- **DATA IN THIS EXERCISE**:

(begin)

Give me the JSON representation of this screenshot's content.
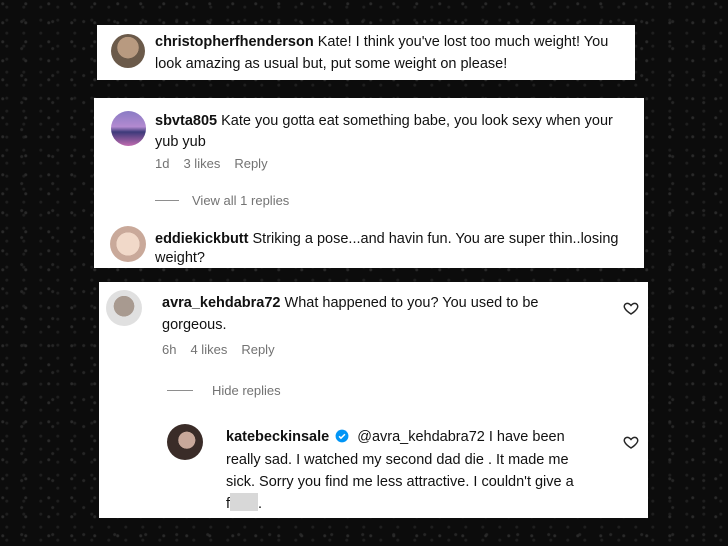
{
  "comments": [
    {
      "username": "christopherfhenderson",
      "text_line1": "Kate! I think you've lost too much weight! You",
      "text_line2": "look amazing as usual but, put some weight on please!"
    },
    {
      "username": "sbvta805",
      "text_line1": "Kate you gotta eat something babe, you look sexy when your",
      "text_line2": "yub yub",
      "time": "1d",
      "likes": "3 likes",
      "reply": "Reply",
      "view_replies": "View all 1 replies"
    },
    {
      "username": "eddiekickbutt",
      "text_line1": "Striking a pose...and havin fun. You are super thin..losing",
      "text_line2": "weight?"
    },
    {
      "username": "avra_kehdabra72",
      "text_line1": "What happened to you? You used to be",
      "text_line2": "gorgeous.",
      "time": "6h",
      "likes": "4 likes",
      "reply": "Reply",
      "hide_replies": "Hide replies"
    }
  ],
  "reply": {
    "username": "katebeckinsale",
    "mention": "@avra_kehdabra72",
    "text_line1_rest": "I have been",
    "text_line2": "really sad. I watched my second dad die . It made me",
    "text_line3": "sick. Sorry you find me less attractive. I couldn't give a",
    "text_line4_start": "f",
    "text_line4_end": "."
  },
  "colors": {
    "verified": "#0095f6",
    "meta_gray": "#737373"
  },
  "icons": [
    "heart-outline-icon",
    "verified-badge-icon"
  ]
}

(end)

- **AIM**:
Transcribe every line from the records above without alteration, and leave out the images.

- **CORRECT RESULT**:
Give me the JSON representation of this screenshot's content.
{
  "comments": [
    {
      "username": "christopherfhenderson",
      "text_line1": "Kate! I think you've lost too much weight! You",
      "text_line2": "look amazing as usual but, put some weight on please!"
    },
    {
      "username": "sbvta805",
      "text_line1": "Kate you gotta eat something babe, you look sexy when your",
      "text_line2": "yub yub",
      "time": "1d",
      "likes": "3 likes",
      "reply": "Reply",
      "view_replies": "View all 1 replies"
    },
    {
      "username": "eddiekickbutt",
      "text_line1": "Striking a pose...and havin fun. You are super thin..losing",
      "text_line2": "weight?"
    },
    {
      "username": "avra_kehdabra72",
      "text_line1": "What happened to you? You used to be",
      "text_line2": "gorgeous.",
      "time": "6h",
      "likes": "4 likes",
      "reply": "Reply",
      "hide_replies": "Hide replies"
    }
  ],
  "reply": {
    "username": "katebeckinsale",
    "mention": "@avra_kehdabra72",
    "text_line1_rest": "I have been",
    "text_line2": "really sad. I watched my second dad die . It made me",
    "text_line3": "sick. Sorry you find me less attractive. I couldn't give a",
    "text_line4_start": "f",
    "text_line4_end": "."
  },
  "colors": {
    "verified": "#0095f6",
    "meta_gray": "#737373"
  },
  "icons": [
    "heart-outline-icon",
    "verified-badge-icon"
  ]
}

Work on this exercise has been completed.